Source data
## Start

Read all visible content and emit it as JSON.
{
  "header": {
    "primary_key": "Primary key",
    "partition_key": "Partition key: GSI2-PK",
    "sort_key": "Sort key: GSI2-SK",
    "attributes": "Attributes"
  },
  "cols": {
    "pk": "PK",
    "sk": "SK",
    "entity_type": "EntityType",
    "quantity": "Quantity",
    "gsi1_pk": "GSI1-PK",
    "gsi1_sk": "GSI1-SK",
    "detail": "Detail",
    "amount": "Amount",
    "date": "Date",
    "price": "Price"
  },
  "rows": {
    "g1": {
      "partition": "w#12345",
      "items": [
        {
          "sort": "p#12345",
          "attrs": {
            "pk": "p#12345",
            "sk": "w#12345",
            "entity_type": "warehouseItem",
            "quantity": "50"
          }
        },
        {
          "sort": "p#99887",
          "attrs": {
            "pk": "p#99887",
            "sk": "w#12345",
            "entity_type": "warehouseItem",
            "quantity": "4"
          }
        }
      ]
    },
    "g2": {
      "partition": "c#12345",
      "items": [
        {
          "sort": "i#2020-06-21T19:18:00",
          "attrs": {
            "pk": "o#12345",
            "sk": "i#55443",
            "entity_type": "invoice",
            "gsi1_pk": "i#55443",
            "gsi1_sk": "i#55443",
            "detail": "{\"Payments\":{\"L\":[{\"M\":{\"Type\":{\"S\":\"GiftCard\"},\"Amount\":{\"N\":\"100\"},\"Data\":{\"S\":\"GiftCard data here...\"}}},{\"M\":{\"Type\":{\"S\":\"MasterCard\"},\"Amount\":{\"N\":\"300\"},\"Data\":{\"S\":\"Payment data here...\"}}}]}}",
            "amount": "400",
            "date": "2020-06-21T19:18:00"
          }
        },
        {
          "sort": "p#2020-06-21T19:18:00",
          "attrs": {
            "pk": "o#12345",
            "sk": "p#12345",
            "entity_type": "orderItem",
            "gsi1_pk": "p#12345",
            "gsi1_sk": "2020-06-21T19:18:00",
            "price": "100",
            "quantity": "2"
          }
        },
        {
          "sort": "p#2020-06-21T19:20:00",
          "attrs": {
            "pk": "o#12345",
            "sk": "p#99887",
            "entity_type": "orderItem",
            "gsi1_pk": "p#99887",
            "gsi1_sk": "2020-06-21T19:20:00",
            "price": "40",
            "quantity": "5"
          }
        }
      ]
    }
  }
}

## End

What you have to do. Look through the material above and pick out each line holding the word "quantity".

Correct response.
    "quantity": "Quantity",
            "quantity": "50"
            "quantity": "4"
            "quantity": "2"
            "quantity": "5"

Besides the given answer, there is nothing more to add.